From the listing below, pick out each line with the word "title".

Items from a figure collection

• • •

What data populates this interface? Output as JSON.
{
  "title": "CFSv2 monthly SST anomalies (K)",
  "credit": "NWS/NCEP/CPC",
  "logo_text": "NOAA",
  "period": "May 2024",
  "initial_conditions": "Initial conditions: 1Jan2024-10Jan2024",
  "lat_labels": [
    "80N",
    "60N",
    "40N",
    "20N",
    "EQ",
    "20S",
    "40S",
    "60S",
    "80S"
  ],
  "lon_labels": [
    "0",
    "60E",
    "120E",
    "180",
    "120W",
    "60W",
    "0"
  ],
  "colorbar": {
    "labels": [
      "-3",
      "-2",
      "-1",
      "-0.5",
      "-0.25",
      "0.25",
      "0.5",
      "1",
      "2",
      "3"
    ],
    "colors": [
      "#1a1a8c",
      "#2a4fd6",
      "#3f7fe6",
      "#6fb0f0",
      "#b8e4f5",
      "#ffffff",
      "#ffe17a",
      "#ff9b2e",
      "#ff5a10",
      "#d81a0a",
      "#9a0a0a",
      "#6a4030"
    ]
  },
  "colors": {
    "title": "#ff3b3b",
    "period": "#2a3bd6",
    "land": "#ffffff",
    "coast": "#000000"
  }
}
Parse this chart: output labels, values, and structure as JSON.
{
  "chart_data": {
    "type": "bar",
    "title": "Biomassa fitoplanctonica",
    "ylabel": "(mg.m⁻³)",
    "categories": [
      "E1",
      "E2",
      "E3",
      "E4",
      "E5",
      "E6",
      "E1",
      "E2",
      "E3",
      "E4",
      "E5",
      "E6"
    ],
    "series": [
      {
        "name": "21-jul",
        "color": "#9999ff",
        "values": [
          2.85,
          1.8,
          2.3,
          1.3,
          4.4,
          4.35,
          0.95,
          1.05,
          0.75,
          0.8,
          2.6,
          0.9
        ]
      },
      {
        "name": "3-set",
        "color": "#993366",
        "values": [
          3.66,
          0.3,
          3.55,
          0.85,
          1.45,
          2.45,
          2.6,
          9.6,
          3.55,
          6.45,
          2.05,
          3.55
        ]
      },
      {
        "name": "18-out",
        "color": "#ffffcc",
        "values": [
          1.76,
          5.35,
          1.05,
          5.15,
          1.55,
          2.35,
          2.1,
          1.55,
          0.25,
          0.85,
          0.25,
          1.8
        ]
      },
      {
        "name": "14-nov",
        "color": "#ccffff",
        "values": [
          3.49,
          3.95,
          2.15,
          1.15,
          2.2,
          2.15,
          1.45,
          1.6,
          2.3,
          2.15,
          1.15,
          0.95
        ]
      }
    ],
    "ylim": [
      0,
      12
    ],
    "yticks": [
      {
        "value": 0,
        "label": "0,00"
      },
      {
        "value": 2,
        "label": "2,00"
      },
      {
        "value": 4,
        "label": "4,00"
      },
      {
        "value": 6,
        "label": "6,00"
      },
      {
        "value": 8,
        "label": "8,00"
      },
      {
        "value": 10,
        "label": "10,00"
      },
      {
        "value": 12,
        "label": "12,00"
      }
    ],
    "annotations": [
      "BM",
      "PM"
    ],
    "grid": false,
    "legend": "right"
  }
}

• • •

## [TASK OUTPUT]
  "title": "CFSv2 monthly SST anomalies (K)",
    "title": "#ff3b3b",
    "title": "Biomassa fitoplanctonica",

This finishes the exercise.